▶ **WRITTEN REQUEST 1**:
Name every actor listed in parentheses in the movie review below.

▶ **PROVIDED TEXT**:
** begin **
Maybe somewhere, there really are kids who have whipsmart mouths like the wild one on Juno MacGuff. The 16-year-old high school misfit with the inch-thick, self-protective, candy-coated shell practically needs to come with her own dialogue decoder ring for the first stretch of the movie that bears her name.

When Juno (Ellen Page) half-bounces, half-trudges into a corner convenience store to purchase her third-time-today-please-let-the-first-two-be-flukes pregnancy test, her banter with clerk Rollo (Rainn Wilson) never stops to take a breath. To be fair, it’s the two of them together that push past the tipping point. (Imagine several minutes of back and forth along the lines of Rollo’s “This is one doodle that can’t be undid, home skillet,” and you start to get the painful picture.) Maybe on her own, Juno would seem less annoying and more interestingly anomalous. But when she immediately heads home to call her best friend Leah (Olivia Thirlby) to break the news and their ensuing “conversation” continues in much the same vein — on Juno’s hip-to-be-square hamburger phone, no less — it’s fair to start wondering why everyone is loving this movie so much. It’s all a little too affected to actually be affecting.
** end **
▶ **WRITTEN REQUEST 2**:
Reproduce everything in the records from the line containing "- svg-text:o: o: [292, 544, 297, 553]" down to the end of the records, changing nothing.

▶ **INFORMATION GIVEN**:
** begin **
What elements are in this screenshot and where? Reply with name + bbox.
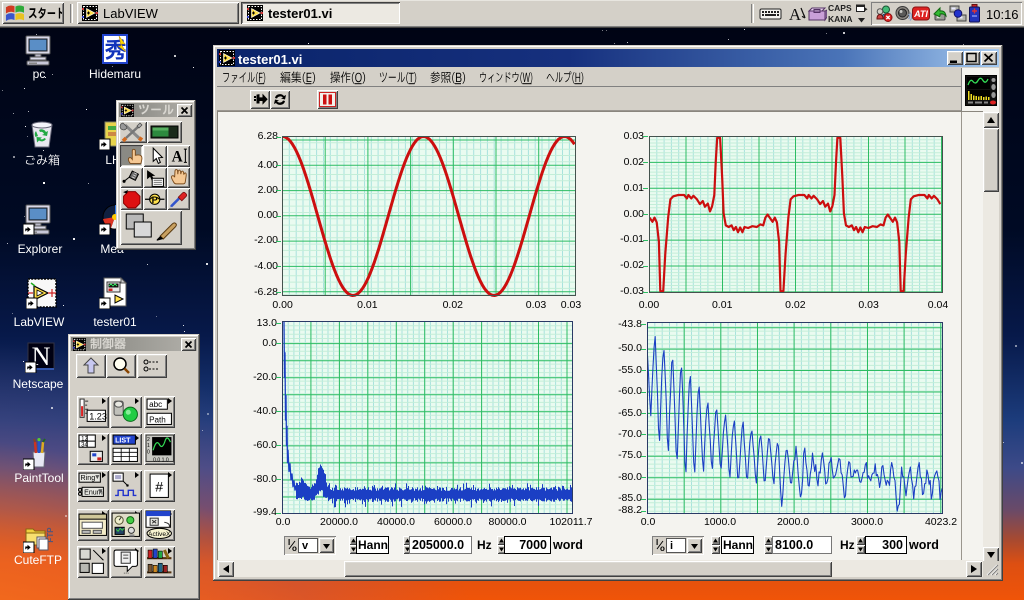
- svg-text:o: o: [292, 544, 297, 553]
- svg-text:A: A: [789, 5, 802, 24]
- svg-text:ActiveX: ActiveX: [148, 531, 171, 538]
- svg-text:...: ...: [124, 567, 130, 575]
- svg-text:#: #: [155, 479, 163, 495]
- svg-text:0.0 1.0: 0.0 1.0: [153, 457, 169, 463]
- svg-text:LIST: LIST: [115, 437, 131, 445]
- svg-text:2: 2: [147, 437, 150, 443]
- svg-text:1.23: 1.23: [89, 411, 107, 421]
- svg-text:ATI: ATI: [913, 9, 928, 19]
- svg-text:A: A: [171, 148, 182, 165]
- svg-text:I: I: [656, 538, 658, 547]
- svg-text:P: P: [152, 195, 158, 205]
- svg-text:Path: Path: [149, 415, 166, 424]
- svg-text:0: 0: [147, 449, 150, 455]
- svg-text:o: o: [660, 544, 665, 553]
- svg-text:I: I: [288, 538, 290, 547]
- svg-text:1: 1: [147, 443, 150, 449]
- svg-text:abc: abc: [149, 400, 162, 409]
- svg-text:Ring: Ring: [81, 474, 96, 482]
- svg-text:34: 34: [81, 442, 88, 449]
** end **
▶ **PROBLEM SOLUTION 1**:
Ellen Page, Rainn Wilson, Olivia Thirlby

▶ **PROBLEM SOLUTION 2**:
- svg-text:o: o: [292, 544, 297, 553]
- svg-text:A: A: [789, 5, 802, 24]
- svg-text:ActiveX: ActiveX: [148, 531, 171, 538]
- svg-text:...: ...: [124, 567, 130, 575]
- svg-text:#: #: [155, 479, 163, 495]
- svg-text:0.0 1.0: 0.0 1.0: [153, 457, 169, 463]
- svg-text:LIST: LIST: [115, 437, 131, 445]
- svg-text:2: 2: [147, 437, 150, 443]
- svg-text:1.23: 1.23: [89, 411, 107, 421]
- svg-text:ATI: ATI: [913, 9, 928, 19]
- svg-text:A: A: [171, 148, 182, 165]
- svg-text:I: I: [656, 538, 658, 547]
- svg-text:P: P: [152, 195, 158, 205]
- svg-text:Path: Path: [149, 415, 166, 424]
- svg-text:0: 0: [147, 449, 150, 455]
- svg-text:o: o: [660, 544, 665, 553]
- svg-text:I: I: [288, 538, 290, 547]
- svg-text:1: 1: [147, 443, 150, 449]
- svg-text:abc: abc: [149, 400, 162, 409]
- svg-text:Ring: Ring: [81, 474, 96, 482]
- svg-text:34: 34: [81, 442, 88, 449]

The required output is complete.